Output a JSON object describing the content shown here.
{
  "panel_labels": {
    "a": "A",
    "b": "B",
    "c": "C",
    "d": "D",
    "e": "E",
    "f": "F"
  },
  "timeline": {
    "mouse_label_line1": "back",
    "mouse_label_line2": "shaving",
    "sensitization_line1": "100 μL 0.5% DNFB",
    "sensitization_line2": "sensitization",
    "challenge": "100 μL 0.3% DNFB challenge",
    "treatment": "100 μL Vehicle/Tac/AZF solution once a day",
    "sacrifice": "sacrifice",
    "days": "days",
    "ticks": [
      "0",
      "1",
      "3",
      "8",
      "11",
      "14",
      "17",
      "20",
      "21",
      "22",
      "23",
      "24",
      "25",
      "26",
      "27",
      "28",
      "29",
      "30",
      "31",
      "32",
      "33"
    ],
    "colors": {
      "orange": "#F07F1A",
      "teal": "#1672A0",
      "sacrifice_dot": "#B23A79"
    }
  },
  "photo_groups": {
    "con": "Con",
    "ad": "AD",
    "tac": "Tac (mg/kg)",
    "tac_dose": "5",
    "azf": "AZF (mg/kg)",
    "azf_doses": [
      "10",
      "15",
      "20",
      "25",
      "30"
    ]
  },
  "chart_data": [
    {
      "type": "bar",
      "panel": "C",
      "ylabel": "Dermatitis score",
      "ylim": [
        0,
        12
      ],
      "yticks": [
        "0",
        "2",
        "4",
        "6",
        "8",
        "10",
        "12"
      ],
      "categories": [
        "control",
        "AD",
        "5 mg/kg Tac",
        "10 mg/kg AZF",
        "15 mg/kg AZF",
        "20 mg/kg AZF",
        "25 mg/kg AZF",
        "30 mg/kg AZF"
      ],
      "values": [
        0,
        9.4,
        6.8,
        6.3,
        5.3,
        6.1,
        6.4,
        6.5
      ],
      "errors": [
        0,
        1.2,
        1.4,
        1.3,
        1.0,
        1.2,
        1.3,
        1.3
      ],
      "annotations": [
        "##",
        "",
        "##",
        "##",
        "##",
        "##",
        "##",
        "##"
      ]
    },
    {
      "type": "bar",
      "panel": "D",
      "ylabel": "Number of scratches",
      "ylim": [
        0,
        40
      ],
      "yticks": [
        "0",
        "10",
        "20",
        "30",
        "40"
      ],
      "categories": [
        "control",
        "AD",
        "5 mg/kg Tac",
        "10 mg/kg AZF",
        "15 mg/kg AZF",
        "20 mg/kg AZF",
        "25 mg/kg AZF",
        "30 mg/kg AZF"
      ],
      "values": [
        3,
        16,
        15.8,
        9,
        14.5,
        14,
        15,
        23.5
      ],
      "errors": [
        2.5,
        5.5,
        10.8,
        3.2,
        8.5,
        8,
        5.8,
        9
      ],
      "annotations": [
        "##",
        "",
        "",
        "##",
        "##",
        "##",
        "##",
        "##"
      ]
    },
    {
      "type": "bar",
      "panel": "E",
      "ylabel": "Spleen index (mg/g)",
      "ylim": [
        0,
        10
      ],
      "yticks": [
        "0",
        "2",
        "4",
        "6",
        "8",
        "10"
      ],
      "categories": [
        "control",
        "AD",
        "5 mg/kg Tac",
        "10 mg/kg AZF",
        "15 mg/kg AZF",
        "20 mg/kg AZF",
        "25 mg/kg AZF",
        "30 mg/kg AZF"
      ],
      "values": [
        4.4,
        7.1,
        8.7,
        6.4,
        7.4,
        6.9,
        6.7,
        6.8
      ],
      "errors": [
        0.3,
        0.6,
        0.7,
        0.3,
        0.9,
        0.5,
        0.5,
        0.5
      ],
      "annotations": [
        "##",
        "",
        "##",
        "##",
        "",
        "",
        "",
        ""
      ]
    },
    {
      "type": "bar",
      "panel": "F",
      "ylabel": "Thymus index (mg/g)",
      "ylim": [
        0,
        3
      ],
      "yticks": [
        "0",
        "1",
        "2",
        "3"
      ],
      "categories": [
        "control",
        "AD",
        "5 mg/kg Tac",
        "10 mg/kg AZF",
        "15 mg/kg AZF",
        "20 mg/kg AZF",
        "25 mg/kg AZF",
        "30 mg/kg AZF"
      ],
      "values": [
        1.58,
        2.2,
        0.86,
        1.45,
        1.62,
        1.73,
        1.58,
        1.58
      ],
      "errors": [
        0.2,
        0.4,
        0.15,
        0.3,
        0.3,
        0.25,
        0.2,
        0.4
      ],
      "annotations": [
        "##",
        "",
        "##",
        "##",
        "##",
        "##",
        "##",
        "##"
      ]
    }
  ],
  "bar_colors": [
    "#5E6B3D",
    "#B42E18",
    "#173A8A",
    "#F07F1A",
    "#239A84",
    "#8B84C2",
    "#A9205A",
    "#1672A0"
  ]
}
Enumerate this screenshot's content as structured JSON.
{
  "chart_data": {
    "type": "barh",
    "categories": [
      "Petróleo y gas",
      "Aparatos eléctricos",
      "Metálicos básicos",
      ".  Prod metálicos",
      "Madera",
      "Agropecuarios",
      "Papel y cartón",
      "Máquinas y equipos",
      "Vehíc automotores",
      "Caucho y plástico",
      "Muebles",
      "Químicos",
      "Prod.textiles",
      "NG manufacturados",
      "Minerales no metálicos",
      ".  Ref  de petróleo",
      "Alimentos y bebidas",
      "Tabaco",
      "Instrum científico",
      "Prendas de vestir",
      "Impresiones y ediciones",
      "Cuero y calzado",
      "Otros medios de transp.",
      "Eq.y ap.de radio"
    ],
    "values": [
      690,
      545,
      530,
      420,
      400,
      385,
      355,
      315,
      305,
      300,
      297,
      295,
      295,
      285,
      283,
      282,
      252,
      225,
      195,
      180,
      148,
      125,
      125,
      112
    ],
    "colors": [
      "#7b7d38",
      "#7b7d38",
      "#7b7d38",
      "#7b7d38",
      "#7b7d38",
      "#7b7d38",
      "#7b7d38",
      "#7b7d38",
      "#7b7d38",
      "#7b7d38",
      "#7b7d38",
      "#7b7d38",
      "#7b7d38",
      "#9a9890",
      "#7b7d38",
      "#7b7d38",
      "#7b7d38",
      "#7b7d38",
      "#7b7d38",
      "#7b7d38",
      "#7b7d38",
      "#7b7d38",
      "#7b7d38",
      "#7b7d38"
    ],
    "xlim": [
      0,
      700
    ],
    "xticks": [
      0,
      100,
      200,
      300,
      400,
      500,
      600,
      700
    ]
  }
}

○ ○ ○ ○

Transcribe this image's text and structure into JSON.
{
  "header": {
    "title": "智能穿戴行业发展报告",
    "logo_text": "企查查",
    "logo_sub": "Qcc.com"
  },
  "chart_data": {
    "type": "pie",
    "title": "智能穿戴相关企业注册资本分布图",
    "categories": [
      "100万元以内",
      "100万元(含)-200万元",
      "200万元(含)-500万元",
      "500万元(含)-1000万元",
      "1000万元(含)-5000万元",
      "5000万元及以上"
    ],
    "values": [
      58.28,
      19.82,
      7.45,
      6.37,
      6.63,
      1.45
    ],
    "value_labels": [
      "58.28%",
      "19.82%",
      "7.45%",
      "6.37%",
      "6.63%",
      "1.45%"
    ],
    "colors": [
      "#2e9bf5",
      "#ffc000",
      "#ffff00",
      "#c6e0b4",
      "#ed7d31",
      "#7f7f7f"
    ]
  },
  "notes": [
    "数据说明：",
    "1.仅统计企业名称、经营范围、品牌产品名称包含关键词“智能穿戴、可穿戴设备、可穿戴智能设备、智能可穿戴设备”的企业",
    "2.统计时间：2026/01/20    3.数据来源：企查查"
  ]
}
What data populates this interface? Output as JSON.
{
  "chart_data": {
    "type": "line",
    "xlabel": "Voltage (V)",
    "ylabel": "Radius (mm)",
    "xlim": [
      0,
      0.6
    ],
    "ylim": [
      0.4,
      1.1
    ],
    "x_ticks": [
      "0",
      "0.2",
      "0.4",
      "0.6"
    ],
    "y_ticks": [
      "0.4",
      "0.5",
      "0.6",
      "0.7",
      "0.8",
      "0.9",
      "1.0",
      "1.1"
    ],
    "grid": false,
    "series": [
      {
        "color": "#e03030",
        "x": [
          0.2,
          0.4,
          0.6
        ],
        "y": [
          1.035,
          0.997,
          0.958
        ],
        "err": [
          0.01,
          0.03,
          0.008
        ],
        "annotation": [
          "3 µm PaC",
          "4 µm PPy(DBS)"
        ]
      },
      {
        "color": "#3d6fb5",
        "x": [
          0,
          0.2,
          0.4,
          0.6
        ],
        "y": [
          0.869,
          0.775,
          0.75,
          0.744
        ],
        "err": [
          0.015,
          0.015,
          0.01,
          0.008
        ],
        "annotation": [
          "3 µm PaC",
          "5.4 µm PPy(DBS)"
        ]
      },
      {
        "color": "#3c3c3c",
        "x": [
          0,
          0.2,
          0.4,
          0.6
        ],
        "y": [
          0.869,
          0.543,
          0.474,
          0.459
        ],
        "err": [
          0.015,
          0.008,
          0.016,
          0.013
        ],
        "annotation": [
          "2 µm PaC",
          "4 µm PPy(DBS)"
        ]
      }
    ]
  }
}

○ ○ ○ ○

Work out how many lines of the material above contain the word "Output", then give only that figure.

# [Task result]
2